_RECORDS SUPPLIED:_
= = = =

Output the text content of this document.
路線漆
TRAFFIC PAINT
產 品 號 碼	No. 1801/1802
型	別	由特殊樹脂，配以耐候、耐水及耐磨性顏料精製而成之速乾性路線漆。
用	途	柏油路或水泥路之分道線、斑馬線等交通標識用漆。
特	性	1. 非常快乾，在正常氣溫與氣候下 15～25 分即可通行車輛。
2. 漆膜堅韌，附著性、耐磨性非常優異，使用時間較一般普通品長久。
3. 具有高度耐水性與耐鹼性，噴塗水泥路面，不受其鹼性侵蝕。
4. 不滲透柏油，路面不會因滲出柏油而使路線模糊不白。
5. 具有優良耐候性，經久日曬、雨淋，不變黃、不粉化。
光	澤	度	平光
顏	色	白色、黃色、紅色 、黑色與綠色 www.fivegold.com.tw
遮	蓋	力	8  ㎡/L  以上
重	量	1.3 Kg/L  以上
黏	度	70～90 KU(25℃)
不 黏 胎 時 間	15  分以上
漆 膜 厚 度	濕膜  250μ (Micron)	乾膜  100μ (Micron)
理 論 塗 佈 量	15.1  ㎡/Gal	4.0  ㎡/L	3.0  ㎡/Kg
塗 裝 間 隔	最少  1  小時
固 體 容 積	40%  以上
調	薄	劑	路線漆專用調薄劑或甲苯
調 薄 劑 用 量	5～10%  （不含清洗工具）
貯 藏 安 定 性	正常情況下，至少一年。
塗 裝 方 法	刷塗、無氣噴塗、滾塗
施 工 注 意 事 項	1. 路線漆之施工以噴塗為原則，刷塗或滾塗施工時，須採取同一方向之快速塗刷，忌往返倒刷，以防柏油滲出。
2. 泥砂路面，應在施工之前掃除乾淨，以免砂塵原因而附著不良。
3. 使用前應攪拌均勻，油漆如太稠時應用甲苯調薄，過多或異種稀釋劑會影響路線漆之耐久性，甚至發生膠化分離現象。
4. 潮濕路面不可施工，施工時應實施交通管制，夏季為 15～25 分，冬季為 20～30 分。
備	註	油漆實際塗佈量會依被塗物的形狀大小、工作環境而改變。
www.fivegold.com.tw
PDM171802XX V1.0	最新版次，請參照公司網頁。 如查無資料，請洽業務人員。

= = = =

Retype the whole listing above exactly.

Output the text content of this document.
路線漆
TRAFFIC PAINT
產 品 號 碼	No. 1801/1802
型	別	由特殊樹脂，配以耐候、耐水及耐磨性顏料精製而成之速乾性路線漆。
用	途	柏油路或水泥路之分道線、斑馬線等交通標識用漆。
特	性	1. 非常快乾，在正常氣溫與氣候下 15～25 分即可通行車輛。
2. 漆膜堅韌，附著性、耐磨性非常優異，使用時間較一般普通品長久。
3. 具有高度耐水性與耐鹼性，噴塗水泥路面，不受其鹼性侵蝕。
4. 不滲透柏油，路面不會因滲出柏油而使路線模糊不白。
5. 具有優良耐候性，經久日曬、雨淋，不變黃、不粉化。
光	澤	度	平光
顏	色	白色、黃色、紅色 、黑色與綠色 www.fivegold.com.tw
遮	蓋	力	8  ㎡/L  以上
重	量	1.3 Kg/L  以上
黏	度	70～90 KU(25℃)
不 黏 胎 時 間	15  分以上
漆 膜 厚 度	濕膜  250μ (Micron)	乾膜  100μ (Micron)
理 論 塗 佈 量	15.1  ㎡/Gal	4.0  ㎡/L	3.0  ㎡/Kg
塗 裝 間 隔	最少  1  小時
固 體 容 積	40%  以上
調	薄	劑	路線漆專用調薄劑或甲苯
調 薄 劑 用 量	5～10%  （不含清洗工具）
貯 藏 安 定 性	正常情況下，至少一年。
塗 裝 方 法	刷塗、無氣噴塗、滾塗
施 工 注 意 事 項	1. 路線漆之施工以噴塗為原則，刷塗或滾塗施工時，須採取同一方向之快速塗刷，忌往返倒刷，以防柏油滲出。
2. 泥砂路面，應在施工之前掃除乾淨，以免砂塵原因而附著不良。
3. 使用前應攪拌均勻，油漆如太稠時應用甲苯調薄，過多或異種稀釋劑會影響路線漆之耐久性，甚至發生膠化分離現象。
4. 潮濕路面不可施工，施工時應實施交通管制，夏季為 15～25 分，冬季為 20～30 分。
備	註	油漆實際塗佈量會依被塗物的形狀大小、工作環境而改變。
www.fivegold.com.tw
PDM171802XX V1.0	最新版次，請參照公司網頁。 如查無資料，請洽業務人員。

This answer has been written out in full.